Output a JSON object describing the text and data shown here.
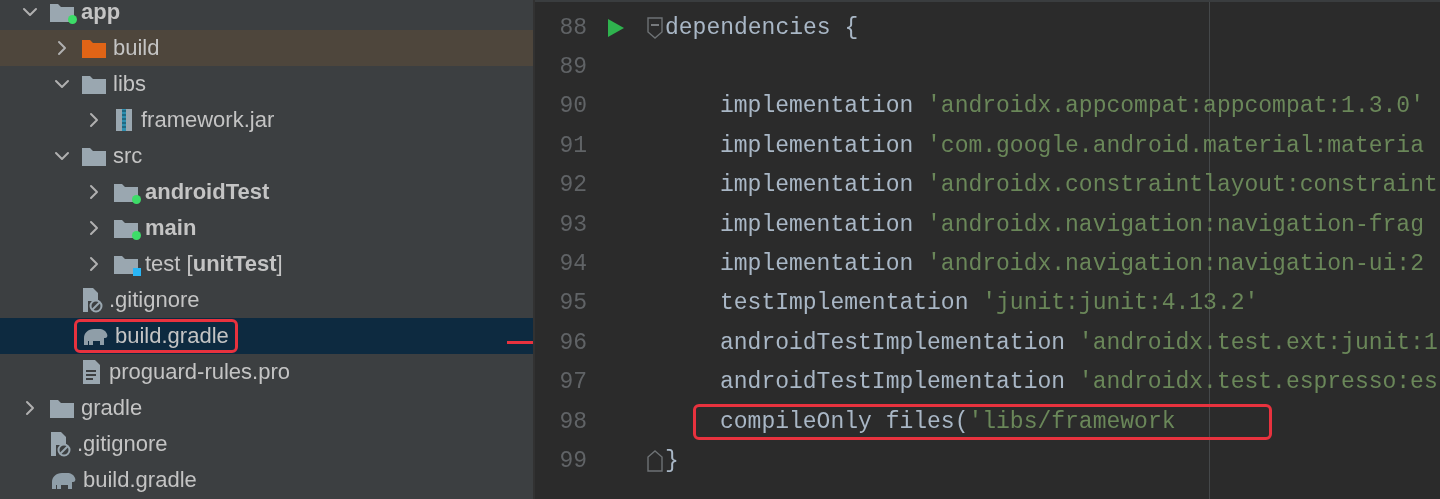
{
  "project_tree": {
    "items": [
      {
        "label": "app",
        "kind": "module",
        "expanded": true,
        "selected": false,
        "highlighted": false,
        "excluded": false,
        "bold": true,
        "vcs_dot": true,
        "test_badge": false,
        "children": [
          {
            "label": "build",
            "kind": "folder",
            "expanded": false,
            "selected": false,
            "highlighted": false,
            "excluded": true,
            "bold": false,
            "vcs_dot": false,
            "test_badge": false
          },
          {
            "label": "libs",
            "kind": "folder",
            "expanded": true,
            "selected": false,
            "highlighted": false,
            "excluded": false,
            "bold": false,
            "vcs_dot": false,
            "test_badge": false,
            "children": [
              {
                "label": "framework.jar",
                "kind": "jar",
                "expanded": false,
                "selected": false,
                "highlighted": false,
                "excluded": false,
                "bold": false,
                "vcs_dot": false,
                "test_badge": false
              }
            ]
          },
          {
            "label": "src",
            "kind": "folder",
            "expanded": true,
            "selected": false,
            "highlighted": false,
            "excluded": false,
            "bold": false,
            "vcs_dot": false,
            "test_badge": false,
            "children": [
              {
                "label": "androidTest",
                "kind": "folder",
                "expanded": false,
                "selected": false,
                "highlighted": false,
                "excluded": false,
                "bold": true,
                "vcs_dot": true,
                "test_badge": false
              },
              {
                "label": "main",
                "kind": "folder",
                "expanded": false,
                "selected": false,
                "highlighted": false,
                "excluded": false,
                "bold": true,
                "vcs_dot": true,
                "test_badge": false
              },
              {
                "label": "test [**unitTest**]",
                "kind": "folder",
                "expanded": false,
                "selected": false,
                "highlighted": false,
                "excluded": false,
                "bold": false,
                "vcs_dot": false,
                "test_badge": true
              }
            ]
          },
          {
            "label": ".gitignore",
            "kind": "ignore-file",
            "selected": false,
            "highlighted": false,
            "excluded": false,
            "bold": false,
            "vcs_dot": false,
            "test_badge": false
          },
          {
            "label": "build.gradle",
            "kind": "gradle",
            "selected": true,
            "highlighted": true,
            "excluded": false,
            "bold": false,
            "vcs_dot": false,
            "test_badge": false
          },
          {
            "label": "proguard-rules.pro",
            "kind": "text-file",
            "selected": false,
            "highlighted": false,
            "excluded": false,
            "bold": false,
            "vcs_dot": false,
            "test_badge": false
          }
        ]
      },
      {
        "label": "gradle",
        "kind": "folder",
        "expanded": false,
        "selected": false,
        "highlighted": false,
        "excluded": false,
        "bold": false,
        "vcs_dot": false,
        "test_badge": false
      },
      {
        "label": ".gitignore",
        "kind": "ignore-file",
        "selected": false,
        "highlighted": false,
        "excluded": false,
        "bold": false,
        "vcs_dot": false,
        "test_badge": false
      },
      {
        "label": "build.gradle",
        "kind": "gradle",
        "selected": false,
        "highlighted": false,
        "excluded": false,
        "bold": false,
        "vcs_dot": false,
        "test_badge": false
      }
    ]
  },
  "editor": {
    "lines": [
      {
        "number": "88",
        "run": true,
        "fold_start": true,
        "fold_end": false,
        "indented": false,
        "highlighted": false,
        "tokens": [
          {
            "kind": "plain",
            "text": "dependencies {"
          }
        ]
      },
      {
        "number": "89",
        "run": false,
        "fold_start": false,
        "fold_end": false
      },
      {
        "number": "90",
        "run": false,
        "fold_start": false,
        "fold_end": false,
        "indented": true,
        "highlighted": false,
        "tokens": [
          {
            "kind": "plain",
            "text": "implementation "
          },
          {
            "kind": "string",
            "text": "'androidx.appcompat:appcompat:1.3.0'"
          }
        ]
      },
      {
        "number": "91",
        "run": false,
        "fold_start": false,
        "fold_end": false,
        "indented": true,
        "highlighted": false,
        "tokens": [
          {
            "kind": "plain",
            "text": "implementation "
          },
          {
            "kind": "string",
            "text": "'com.google.android.material:materia"
          }
        ]
      },
      {
        "number": "92",
        "run": false,
        "fold_start": false,
        "fold_end": false,
        "indented": true,
        "highlighted": false,
        "tokens": [
          {
            "kind": "plain",
            "text": "implementation "
          },
          {
            "kind": "string",
            "text": "'androidx.constraintlayout:constraint"
          }
        ]
      },
      {
        "number": "93",
        "run": false,
        "fold_start": false,
        "fold_end": false,
        "indented": true,
        "highlighted": false,
        "tokens": [
          {
            "kind": "plain",
            "text": "implementation "
          },
          {
            "kind": "string",
            "text": "'androidx.navigation:navigation-frag"
          }
        ]
      },
      {
        "number": "94",
        "run": false,
        "fold_start": false,
        "fold_end": false,
        "indented": true,
        "highlighted": false,
        "tokens": [
          {
            "kind": "plain",
            "text": "implementation "
          },
          {
            "kind": "string",
            "text": "'androidx.navigation:navigation-ui:2"
          }
        ]
      },
      {
        "number": "95",
        "run": false,
        "fold_start": false,
        "fold_end": false,
        "indented": true,
        "highlighted": false,
        "tokens": [
          {
            "kind": "plain",
            "text": "testImplementation "
          },
          {
            "kind": "string",
            "text": "'junit:junit:4.13.2'"
          }
        ]
      },
      {
        "number": "96",
        "run": false,
        "fold_start": false,
        "fold_end": false,
        "indented": true,
        "highlighted": false,
        "tokens": [
          {
            "kind": "plain",
            "text": "androidTestImplementation "
          },
          {
            "kind": "string",
            "text": "'androidx.test.ext:junit:1"
          }
        ]
      },
      {
        "number": "97",
        "run": false,
        "fold_start": false,
        "fold_end": false,
        "indented": true,
        "highlighted": false,
        "tokens": [
          {
            "kind": "plain",
            "text": "androidTestImplementation "
          },
          {
            "kind": "string",
            "text": "'androidx.test.espresso:es"
          }
        ]
      },
      {
        "number": "98",
        "run": false,
        "fold_start": false,
        "fold_end": false,
        "indented": true,
        "highlighted": true,
        "tokens": [
          {
            "kind": "plain",
            "text": "compileOnly files("
          },
          {
            "kind": "string",
            "text": "'libs/framework"
          }
        ]
      },
      {
        "number": "99",
        "run": false,
        "fold_start": false,
        "fold_end": true,
        "indented": false,
        "highlighted": false,
        "tokens": [
          {
            "kind": "plain",
            "text": "}"
          }
        ]
      }
    ]
  }
}
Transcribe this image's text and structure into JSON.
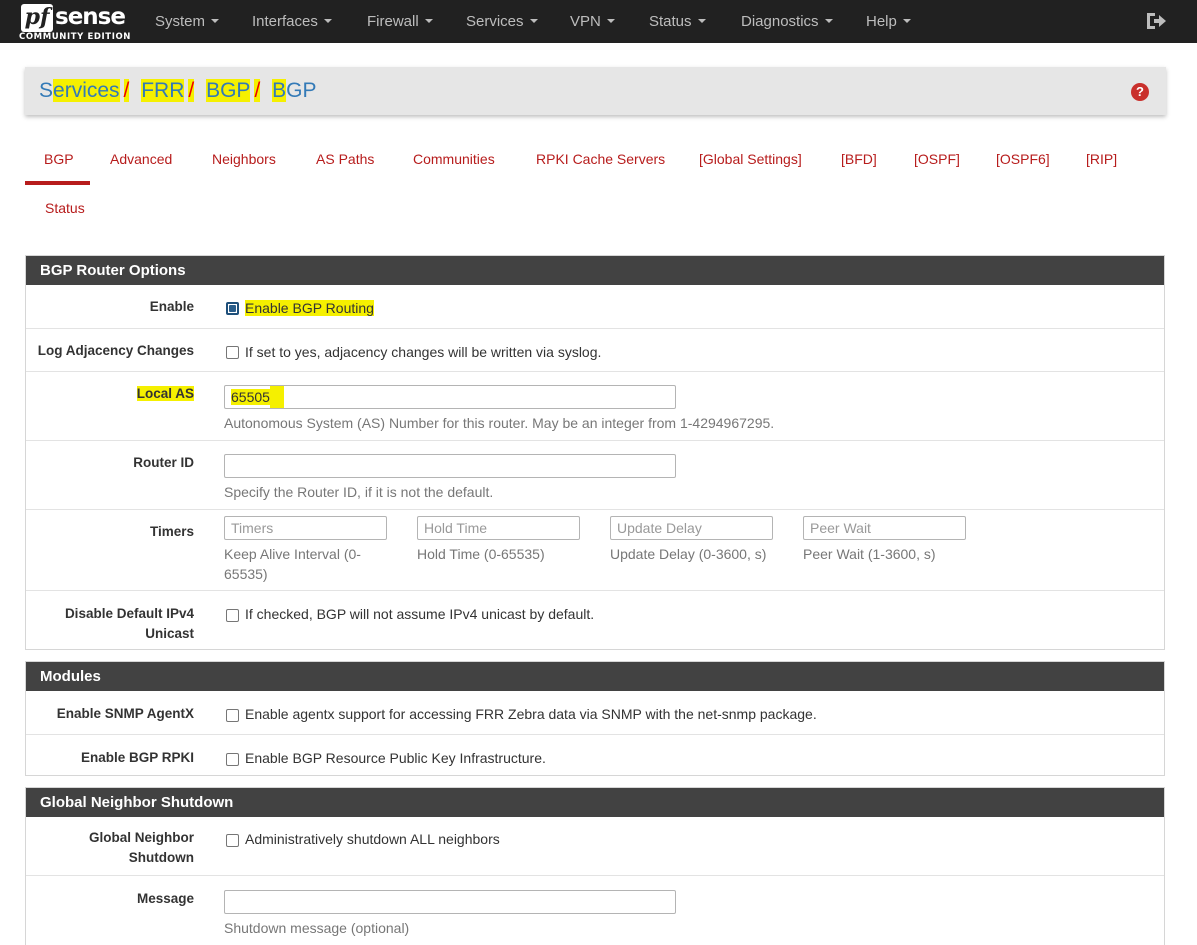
{
  "brand": {
    "logo_pf": "pf",
    "logo_sense": "sense",
    "edition": "COMMUNITY EDITION"
  },
  "nav": {
    "items": [
      "System",
      "Interfaces",
      "Firewall",
      "Services",
      "VPN",
      "Status",
      "Diagnostics",
      "Help"
    ]
  },
  "breadcrumb": {
    "parts": [
      "Services",
      "FRR",
      "BGP",
      "BGP"
    ],
    "separator": "/"
  },
  "help_icon": "?",
  "tabs": {
    "items": [
      "BGP",
      "Advanced",
      "Neighbors",
      "AS Paths",
      "Communities",
      "RPKI Cache Servers",
      "[Global Settings]",
      "[BFD]",
      "[OSPF]",
      "[OSPF6]",
      "[RIP]",
      "Status"
    ],
    "active": "BGP"
  },
  "router_options": {
    "heading": "BGP Router Options",
    "enable": {
      "label": "Enable",
      "text": "Enable BGP Routing",
      "checked": true
    },
    "log_adjacency": {
      "label": "Log Adjacency Changes",
      "text": "If set to yes, adjacency changes will be written via syslog.",
      "checked": false
    },
    "local_as": {
      "label": "Local AS",
      "value": "65505",
      "help": "Autonomous System (AS) Number for this router. May be an integer from 1-4294967295."
    },
    "router_id": {
      "label": "Router ID",
      "value": "",
      "help": "Specify the Router ID, if it is not the default."
    },
    "timers": {
      "label": "Timers",
      "keepalive": {
        "placeholder": "Timers",
        "help_line1": "Keep Alive Interval (0-",
        "help_line2": "65535)"
      },
      "hold": {
        "placeholder": "Hold Time",
        "help": "Hold Time (0-65535)"
      },
      "update": {
        "placeholder": "Update Delay",
        "help": "Update Delay (0-3600, s)"
      },
      "peer": {
        "placeholder": "Peer Wait",
        "help": "Peer Wait (1-3600, s)"
      }
    },
    "disable_ipv4": {
      "label_line1": "Disable Default IPv4",
      "label_line2": "Unicast",
      "text": "If checked, BGP will not assume IPv4 unicast by default.",
      "checked": false
    }
  },
  "modules": {
    "heading": "Modules",
    "snmp": {
      "label": "Enable SNMP AgentX",
      "text": "Enable agentx support for accessing FRR Zebra data via SNMP with the net-snmp package.",
      "checked": false
    },
    "rpki": {
      "label": "Enable BGP RPKI",
      "text": "Enable BGP Resource Public Key Infrastructure.",
      "checked": false
    }
  },
  "shutdown": {
    "heading": "Global Neighbor Shutdown",
    "global": {
      "label_line1": "Global Neighbor",
      "label_line2": "Shutdown",
      "text": "Administratively shutdown ALL neighbors",
      "checked": false
    },
    "message": {
      "label": "Message",
      "value": "",
      "help": "Shutdown message (optional)"
    }
  },
  "colors": {
    "navbar": "#212121",
    "accent": "#b71c1c",
    "panel_heading": "#424242",
    "highlight": "#f5f000",
    "link": "#337ab7"
  }
}
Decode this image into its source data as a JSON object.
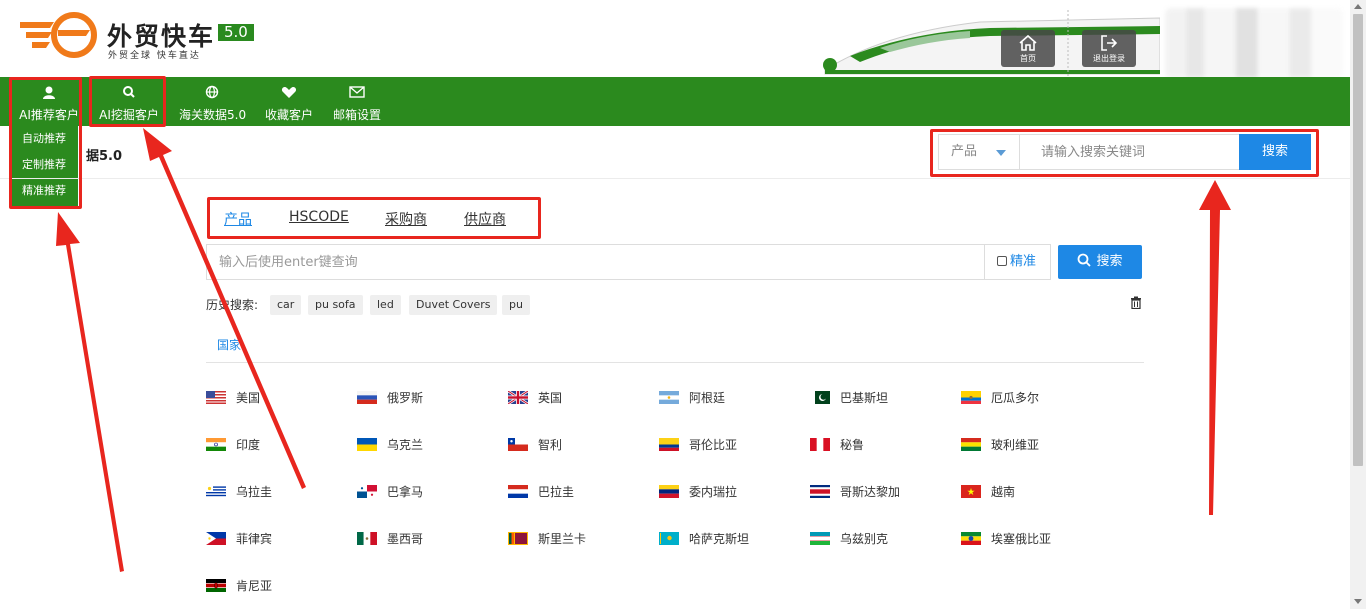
{
  "brand": {
    "title": "外贸快车",
    "version": "5.0",
    "subtitle": "外贸全球 快车直达"
  },
  "header_buttons": {
    "home_label": "首页",
    "logout_label": "退出登录"
  },
  "nav": {
    "items": [
      {
        "label": "AI推荐客户",
        "icon": "user-icon"
      },
      {
        "label": "AI挖掘客户",
        "icon": "search-icon"
      },
      {
        "label": "海关数据5.0",
        "icon": "globe-icon"
      },
      {
        "label": "收藏客户",
        "icon": "heart-icon"
      },
      {
        "label": "邮箱设置",
        "icon": "mail-icon"
      }
    ],
    "dropdown": [
      "自动推荐",
      "定制推荐",
      "精准推荐"
    ]
  },
  "page": {
    "subtitle_visible": "据5.0"
  },
  "top_search": {
    "select_value": "产品",
    "placeholder": "请输入搜索关键词",
    "button": "搜索"
  },
  "tabs": [
    "产品",
    "HSCODE",
    "采购商",
    "供应商"
  ],
  "main_search": {
    "placeholder": "输入后使用enter键查询",
    "exact_label": "精准",
    "button": "搜索"
  },
  "history": {
    "label": "历史搜索:",
    "items": [
      "car",
      "pu sofa",
      "led",
      "Duvet Covers",
      "pu"
    ]
  },
  "country_tab": "国家",
  "countries": [
    "美国",
    "俄罗斯",
    "英国",
    "阿根廷",
    "巴基斯坦",
    "厄瓜多尔",
    "印度",
    "乌克兰",
    "智利",
    "哥伦比亚",
    "秘鲁",
    "玻利维亚",
    "乌拉圭",
    "巴拿马",
    "巴拉圭",
    "委内瑞拉",
    "哥斯达黎加",
    "越南",
    "菲律宾",
    "墨西哥",
    "斯里兰卡",
    "哈萨克斯坦",
    "乌兹别克",
    "埃塞俄比亚",
    "肯尼亚"
  ],
  "colors": {
    "nav_green": "#2b8a1e",
    "accent_blue": "#1e88e5",
    "annotation_red": "#e8261e"
  }
}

_ _ _

Direction: Note how many lines of the material contain the string "into". Then report that number by itself.

Task solution: 2